▼
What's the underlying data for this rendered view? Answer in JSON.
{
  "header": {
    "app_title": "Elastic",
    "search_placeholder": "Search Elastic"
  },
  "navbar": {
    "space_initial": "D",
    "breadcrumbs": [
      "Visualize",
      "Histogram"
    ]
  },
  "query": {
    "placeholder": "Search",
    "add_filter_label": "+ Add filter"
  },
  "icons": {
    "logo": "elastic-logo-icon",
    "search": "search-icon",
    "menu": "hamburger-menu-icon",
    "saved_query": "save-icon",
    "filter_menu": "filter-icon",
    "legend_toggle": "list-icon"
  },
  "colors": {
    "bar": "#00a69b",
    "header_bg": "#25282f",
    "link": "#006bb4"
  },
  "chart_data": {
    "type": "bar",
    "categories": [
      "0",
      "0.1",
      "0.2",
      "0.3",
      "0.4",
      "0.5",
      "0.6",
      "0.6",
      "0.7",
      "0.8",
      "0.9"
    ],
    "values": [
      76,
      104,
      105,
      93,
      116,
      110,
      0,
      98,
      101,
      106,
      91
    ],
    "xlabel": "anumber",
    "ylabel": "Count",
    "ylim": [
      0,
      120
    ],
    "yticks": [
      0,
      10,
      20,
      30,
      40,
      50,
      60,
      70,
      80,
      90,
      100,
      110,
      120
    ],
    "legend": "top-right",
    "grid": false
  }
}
▲
- What the task asks: Print every record exactly as it was given.

- Task solution:
What's the underlying data for this rendered view? Answer in JSON.
{
  "header": {
    "app_title": "Elastic",
    "search_placeholder": "Search Elastic"
  },
  "navbar": {
    "space_initial": "D",
    "breadcrumbs": [
      "Visualize",
      "Histogram"
    ]
  },
  "query": {
    "placeholder": "Search",
    "add_filter_label": "+ Add filter"
  },
  "icons": {
    "logo": "elastic-logo-icon",
    "search": "search-icon",
    "menu": "hamburger-menu-icon",
    "saved_query": "save-icon",
    "filter_menu": "filter-icon",
    "legend_toggle": "list-icon"
  },
  "colors": {
    "bar": "#00a69b",
    "header_bg": "#25282f",
    "link": "#006bb4"
  },
  "chart_data": {
    "type": "bar",
    "categories": [
      "0",
      "0.1",
      "0.2",
      "0.3",
      "0.4",
      "0.5",
      "0.6",
      "0.6",
      "0.7",
      "0.8",
      "0.9"
    ],
    "values": [
      76,
      104,
      105,
      93,
      116,
      110,
      0,
      98,
      101,
      106,
      91
    ],
    "xlabel": "anumber",
    "ylabel": "Count",
    "ylim": [
      0,
      120
    ],
    "yticks": [
      0,
      10,
      20,
      30,
      40,
      50,
      60,
      70,
      80,
      90,
      100,
      110,
      120
    ],
    "legend": "top-right",
    "grid": false
  }
}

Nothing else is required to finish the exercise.